- [REQUIRED WORK]: Write out all records as given; omit images.

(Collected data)
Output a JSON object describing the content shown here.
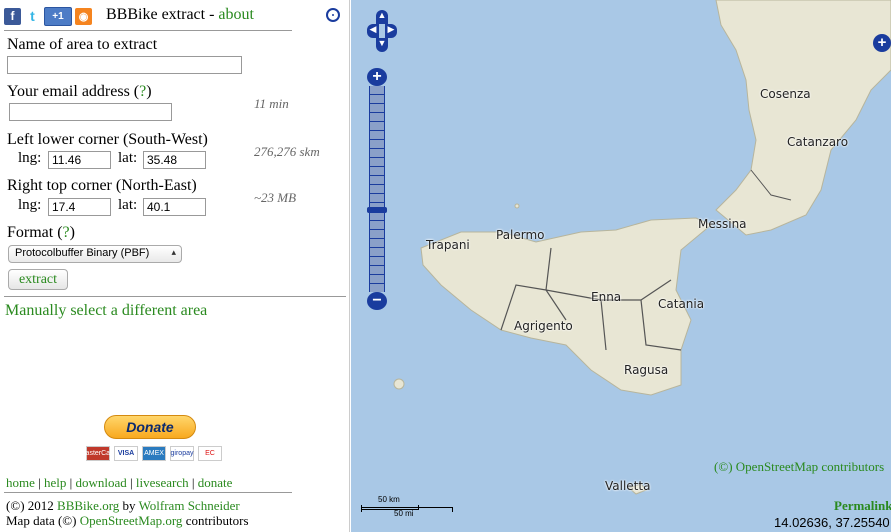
{
  "header": {
    "icons": [
      "facebook-icon",
      "twitter-icon",
      "google-plus-icon",
      "rss-icon"
    ],
    "gplus_label": "+1",
    "title": "BBBike extract - ",
    "about_link": "about"
  },
  "form": {
    "area_label": "Name of area to extract",
    "area_value": "",
    "email_label": "Your email address (",
    "email_help": "?",
    "email_close": ")",
    "email_value": "",
    "time_estimate": "11 min",
    "sw_label": "Left lower corner (South-West)",
    "sw_lng_label": "lng:",
    "sw_lng_value": "11.46",
    "sw_lat_label": "lat:",
    "sw_lat_value": "35.48",
    "area_estimate": "276,276 skm",
    "ne_label": "Right top corner (North-East)",
    "ne_lng_label": "lng:",
    "ne_lng_value": "17.4",
    "ne_lat_label": "lat:",
    "ne_lat_value": "40.1",
    "size_estimate": "~23 MB",
    "format_label": "Format (",
    "format_help": "?",
    "format_close": ")",
    "format_value": "Protocolbuffer Binary (PBF)",
    "extract_button": "extract",
    "manual_select": "Manually select a different area"
  },
  "footer": {
    "donate_label": "Donate",
    "cards": [
      "MasterCard",
      "VISA",
      "AMEX",
      "giropay",
      "EC"
    ],
    "links": [
      "home",
      "help",
      "download",
      "livesearch",
      "donate"
    ],
    "copyright_prefix": "(©) 2012 ",
    "bbbike_link": "BBBike.org",
    "by": " by ",
    "author_link": "Wolfram Schneider",
    "mapdata_prefix": "Map data (©) ",
    "osm_link": "OpenStreetMap.org",
    "contributors": " contributors"
  },
  "map": {
    "places": [
      "Cosenza",
      "Catanzaro",
      "Messina",
      "Palermo",
      "Trapani",
      "Enna",
      "Catania",
      "Agrigento",
      "Ragusa",
      "Valletta"
    ],
    "attribution": "(©) OpenStreetMap contributors",
    "permalink": "Permalink",
    "coordinates": "14.02636, 37.25540",
    "scale_km": "50 km",
    "scale_mi": "50 mi"
  },
  "colors": {
    "link_green": "#2a8a1f",
    "control_blue": "#1a3c9e",
    "sea": "#a7c7e4",
    "land": "#e8e6d4"
  }
}
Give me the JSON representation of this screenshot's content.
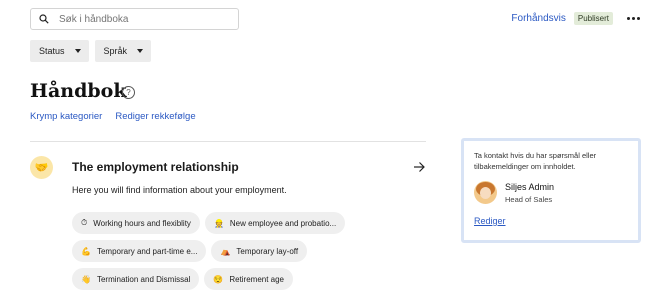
{
  "search": {
    "placeholder": "Søk i håndboka"
  },
  "header": {
    "preview_label": "Forhåndsvis",
    "status_badge": "Publisert"
  },
  "filters": [
    {
      "label": "Status"
    },
    {
      "label": "Språk"
    }
  ],
  "page": {
    "title": "Håndbok",
    "help_icon": "?",
    "actions": [
      {
        "label": "Krymp kategorier"
      },
      {
        "label": "Rediger rekkefølge"
      }
    ]
  },
  "category": {
    "icon": "handshake-icon",
    "title": "The employment relationship",
    "description": "Here you will find information about your employment.",
    "chips": [
      {
        "icon": "⏱",
        "label": "Working hours and flexiblity"
      },
      {
        "icon": "👷",
        "label": "New employee and probatio..."
      },
      {
        "icon": "💪",
        "label": "Temporary and part-time e..."
      },
      {
        "icon": "⛺",
        "label": "Temporary lay-off"
      },
      {
        "icon": "👋",
        "label": "Termination and Dismissal"
      },
      {
        "icon": "😌",
        "label": "Retirement age"
      }
    ]
  },
  "contact": {
    "text": "Ta kontakt hvis du har spørsmål eller tilbakemeldinger om innholdet.",
    "name": "Siljes Admin",
    "role": "Head of Sales",
    "edit_label": "Rediger"
  }
}
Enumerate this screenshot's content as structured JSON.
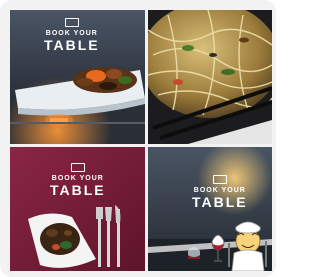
{
  "tiles": [
    {
      "brand_small": "BOOK YOUR",
      "brand_big": "TABLE"
    },
    {
      "brand_small": "",
      "brand_big": ""
    },
    {
      "brand_small": "BOOK YOUR",
      "brand_big": "TABLE"
    },
    {
      "brand_small": "BOOK YOUR",
      "brand_big": "TABLE"
    }
  ],
  "badge": {
    "icon": "dining-emoji-icon"
  }
}
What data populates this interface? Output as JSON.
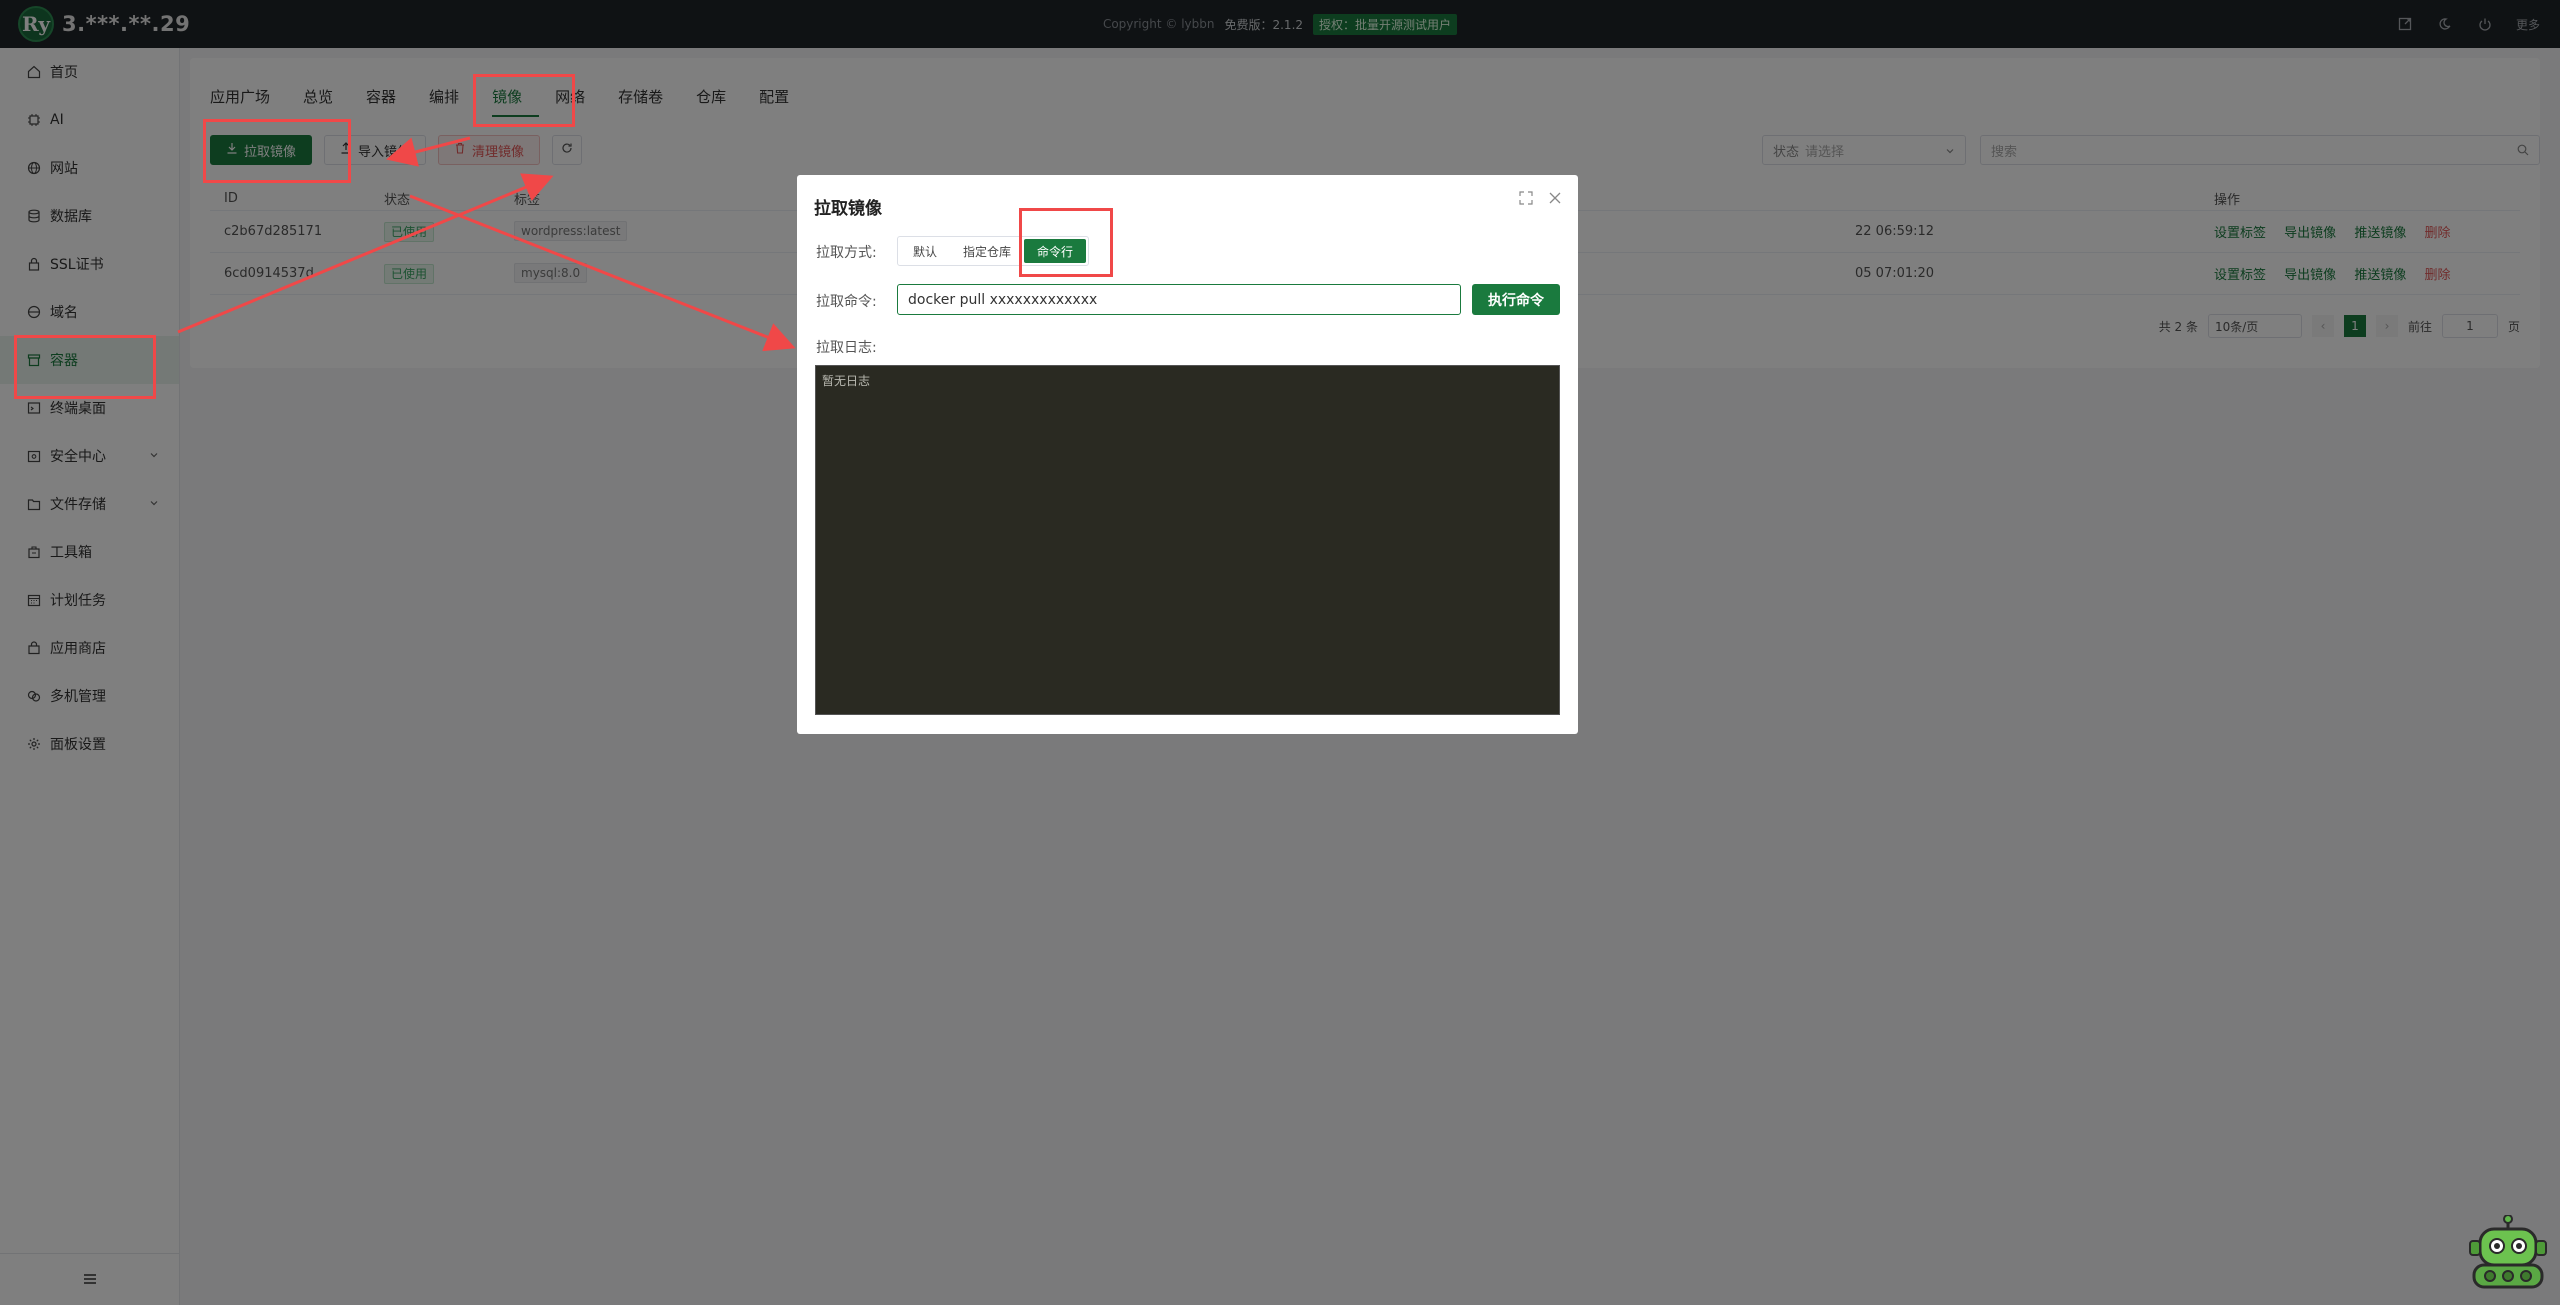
{
  "topbar": {
    "logo_text": "Ry",
    "host": "3.***.**.29",
    "copyright": "Copyright © lybbn",
    "edition": "免费版：2.1.2",
    "license": "授权：批量开源测试用户",
    "more": "更多"
  },
  "sidebar": {
    "items": [
      {
        "label": "首页",
        "icon": "home-icon"
      },
      {
        "label": "AI",
        "icon": "chip-icon"
      },
      {
        "label": "网站",
        "icon": "globe-icon"
      },
      {
        "label": "数据库",
        "icon": "database-icon"
      },
      {
        "label": "SSL证书",
        "icon": "lock-icon"
      },
      {
        "label": "域名",
        "icon": "domain-icon"
      },
      {
        "label": "容器",
        "icon": "container-icon"
      },
      {
        "label": "终端桌面",
        "icon": "terminal-icon"
      },
      {
        "label": "安全中心",
        "icon": "shield-icon"
      },
      {
        "label": "文件存储",
        "icon": "folder-icon"
      },
      {
        "label": "工具箱",
        "icon": "toolbox-icon"
      },
      {
        "label": "计划任务",
        "icon": "calendar-icon"
      },
      {
        "label": "应用商店",
        "icon": "store-icon"
      },
      {
        "label": "多机管理",
        "icon": "cluster-icon"
      },
      {
        "label": "面板设置",
        "icon": "gear-icon"
      }
    ]
  },
  "tabs": [
    "应用广场",
    "总览",
    "容器",
    "编排",
    "镜像",
    "网络",
    "存储卷",
    "仓库",
    "配置"
  ],
  "toolbar": {
    "pull": "拉取镜像",
    "import": "导入镜像",
    "clean": "清理镜像"
  },
  "filters": {
    "status_label": "状态",
    "status_placeholder": "请选择",
    "search_placeholder": "搜索"
  },
  "table": {
    "headers": [
      "ID",
      "状态",
      "标签",
      "操作"
    ],
    "rows": [
      {
        "id": "c2b67d285171",
        "status": "已使用",
        "tag": "wordpress:latest",
        "time": "22 06:59:12"
      },
      {
        "id": "6cd0914537d",
        "status": "已使用",
        "tag": "mysql:8.0",
        "time": "05 07:01:20"
      }
    ],
    "ops": {
      "set_tag": "设置标签",
      "export": "导出镜像",
      "push": "推送镜像",
      "delete": "删除"
    }
  },
  "pager": {
    "total": "共 2 条",
    "size": "10条/页",
    "current": "1",
    "goto": "前往",
    "goto_value": "1",
    "page": "页"
  },
  "dialog": {
    "title": "拉取镜像",
    "mode_label": "拉取方式:",
    "modes": [
      "默认",
      "指定仓库",
      "命令行"
    ],
    "cmd_label": "拉取命令:",
    "cmd_value": "docker pull xxxxxxxxxxxxx",
    "exec": "执行命令",
    "log_label": "拉取日志:",
    "log_empty": "暂无日志"
  },
  "colors": {
    "accent": "#1a7a3e",
    "annotation": "#f04848",
    "topbar": "#1f2428"
  }
}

- [ANSWER FOR THIS EXERCISE]:
Output a JSON object describing the content shown here.
{
  "header": {
    "icons": [
      "facebook-icon",
      "twitter-icon",
      "google-plus-icon",
      "rss-icon"
    ],
    "gplus_label": "+1",
    "title": "BBBike extract - ",
    "about_link": "about"
  },
  "form": {
    "area_label": "Name of area to extract",
    "area_value": "",
    "email_label": "Your email address (",
    "email_help": "?",
    "email_close": ")",
    "email_value": "",
    "time_estimate": "11 min",
    "sw_label": "Left lower corner (South-West)",
    "sw_lng_label": "lng:",
    "sw_lng_value": "11.46",
    "sw_lat_label": "lat:",
    "sw_lat_value": "35.48",
    "area_estimate": "276,276 skm",
    "ne_label": "Right top corner (North-East)",
    "ne_lng_label": "lng:",
    "ne_lng_value": "17.4",
    "ne_lat_label": "lat:",
    "ne_lat_value": "40.1",
    "size_estimate": "~23 MB",
    "format_label": "Format (",
    "format_help": "?",
    "format_close": ")",
    "format_value": "Protocolbuffer Binary (PBF)",
    "extract_button": "extract",
    "manual_select": "Manually select a different area"
  },
  "footer": {
    "donate_label": "Donate",
    "cards": [
      "MasterCard",
      "VISA",
      "AMEX",
      "giropay",
      "EC"
    ],
    "links": [
      "home",
      "help",
      "download",
      "livesearch",
      "donate"
    ],
    "copyright_prefix": "(©) 2012 ",
    "bbbike_link": "BBBike.org",
    "by": " by ",
    "author_link": "Wolfram Schneider",
    "mapdata_prefix": "Map data (©) ",
    "osm_link": "OpenStreetMap.org",
    "contributors": " contributors"
  },
  "map": {
    "places": [
      "Cosenza",
      "Catanzaro",
      "Messina",
      "Palermo",
      "Trapani",
      "Enna",
      "Catania",
      "Agrigento",
      "Ragusa",
      "Valletta"
    ],
    "attribution": "(©) OpenStreetMap contributors",
    "permalink": "Permalink",
    "coordinates": "14.02636, 37.25540",
    "scale_km": "50 km",
    "scale_mi": "50 mi"
  },
  "colors": {
    "link_green": "#2a8a1f",
    "control_blue": "#1a3c9e",
    "sea": "#a7c7e4",
    "land": "#e8e6d4"
  }
}
Give me the JSON representation of this screenshot's content.
{
  "search": {
    "placeholder": "Søk i håndboka"
  },
  "header": {
    "preview_label": "Forhåndsvis",
    "status_badge": "Publisert"
  },
  "filters": [
    {
      "label": "Status"
    },
    {
      "label": "Språk"
    }
  ],
  "page": {
    "title": "Håndbok",
    "help_icon": "?",
    "actions": [
      {
        "label": "Krymp kategorier"
      },
      {
        "label": "Rediger rekkefølge"
      }
    ]
  },
  "category": {
    "icon": "handshake-icon",
    "title": "The employment relationship",
    "description": "Here you will find information about your employment.",
    "chips": [
      {
        "icon": "⏱",
        "label": "Working hours and flexiblity"
      },
      {
        "icon": "👷",
        "label": "New employee and probatio..."
      },
      {
        "icon": "💪",
        "label": "Temporary and part-time e..."
      },
      {
        "icon": "⛺",
        "label": "Temporary lay-off"
      },
      {
        "icon": "👋",
        "label": "Termination and Dismissal"
      },
      {
        "icon": "😌",
        "label": "Retirement age"
      }
    ]
  },
  "contact": {
    "text": "Ta kontakt hvis du har spørsmål eller tilbakemeldinger om innholdet.",
    "name": "Siljes Admin",
    "role": "Head of Sales",
    "edit_label": "Rediger"
  }
}
Enumerate this screenshot's content as structured JSON.
{
  "tiles": [
    {
      "brand_small": "BOOK YOUR",
      "brand_big": "TABLE"
    },
    {
      "brand_small": "",
      "brand_big": ""
    },
    {
      "brand_small": "BOOK YOUR",
      "brand_big": "TABLE"
    },
    {
      "brand_small": "BOOK YOUR",
      "brand_big": "TABLE"
    }
  ],
  "badge": {
    "icon": "dining-emoji-icon"
  }
}
What data populates this interface? Output as JSON.
{
  "topbar": {
    "logo_text": "Ry",
    "host": "3.***.**.29",
    "copyright": "Copyright © lybbn",
    "edition": "免费版：2.1.2",
    "license": "授权：批量开源测试用户",
    "more": "更多"
  },
  "sidebar": {
    "items": [
      {
        "label": "首页",
        "icon": "home-icon"
      },
      {
        "label": "AI",
        "icon": "chip-icon"
      },
      {
        "label": "网站",
        "icon": "globe-icon"
      },
      {
        "label": "数据库",
        "icon": "database-icon"
      },
      {
        "label": "SSL证书",
        "icon": "lock-icon"
      },
      {
        "label": "域名",
        "icon": "domain-icon"
      },
      {
        "label": "容器",
        "icon": "container-icon"
      },
      {
        "label": "终端桌面",
        "icon": "terminal-icon"
      },
      {
        "label": "安全中心",
        "icon": "shield-icon"
      },
      {
        "label": "文件存储",
        "icon": "folder-icon"
      },
      {
        "label": "工具箱",
        "icon": "toolbox-icon"
      },
      {
        "label": "计划任务",
        "icon": "calendar-icon"
      },
      {
        "label": "应用商店",
        "icon": "store-icon"
      },
      {
        "label": "多机管理",
        "icon": "cluster-icon"
      },
      {
        "label": "面板设置",
        "icon": "gear-icon"
      }
    ]
  },
  "tabs": [
    "应用广场",
    "总览",
    "容器",
    "编排",
    "镜像",
    "网络",
    "存储卷",
    "仓库",
    "配置"
  ],
  "toolbar": {
    "pull": "拉取镜像",
    "import": "导入镜像",
    "clean": "清理镜像"
  },
  "filters": {
    "status_label": "状态",
    "status_placeholder": "请选择",
    "search_placeholder": "搜索"
  },
  "table": {
    "headers": [
      "ID",
      "状态",
      "标签",
      "操作"
    ],
    "rows": [
      {
        "id": "c2b67d285171",
        "status": "已使用",
        "tag": "wordpress:latest",
        "time": "22 06:59:12"
      },
      {
        "id": "6cd0914537d",
        "status": "已使用",
        "tag": "mysql:8.0",
        "time": "05 07:01:20"
      }
    ],
    "ops": {
      "set_tag": "设置标签",
      "export": "导出镜像",
      "push": "推送镜像",
      "delete": "删除"
    }
  },
  "pager": {
    "total": "共 2 条",
    "size": "10条/页",
    "current": "1",
    "goto": "前往",
    "goto_value": "1",
    "page": "页"
  },
  "dialog": {
    "title": "拉取镜像",
    "mode_label": "拉取方式:",
    "modes": [
      "默认",
      "指定仓库",
      "命令行"
    ],
    "cmd_label": "拉取命令:",
    "cmd_value": "docker pull xxxxxxxxxxxxx",
    "exec": "执行命令",
    "log_label": "拉取日志:",
    "log_empty": "暂无日志"
  },
  "colors": {
    "accent": "#1a7a3e",
    "annotation": "#f04848",
    "topbar": "#1f2428"
  }
}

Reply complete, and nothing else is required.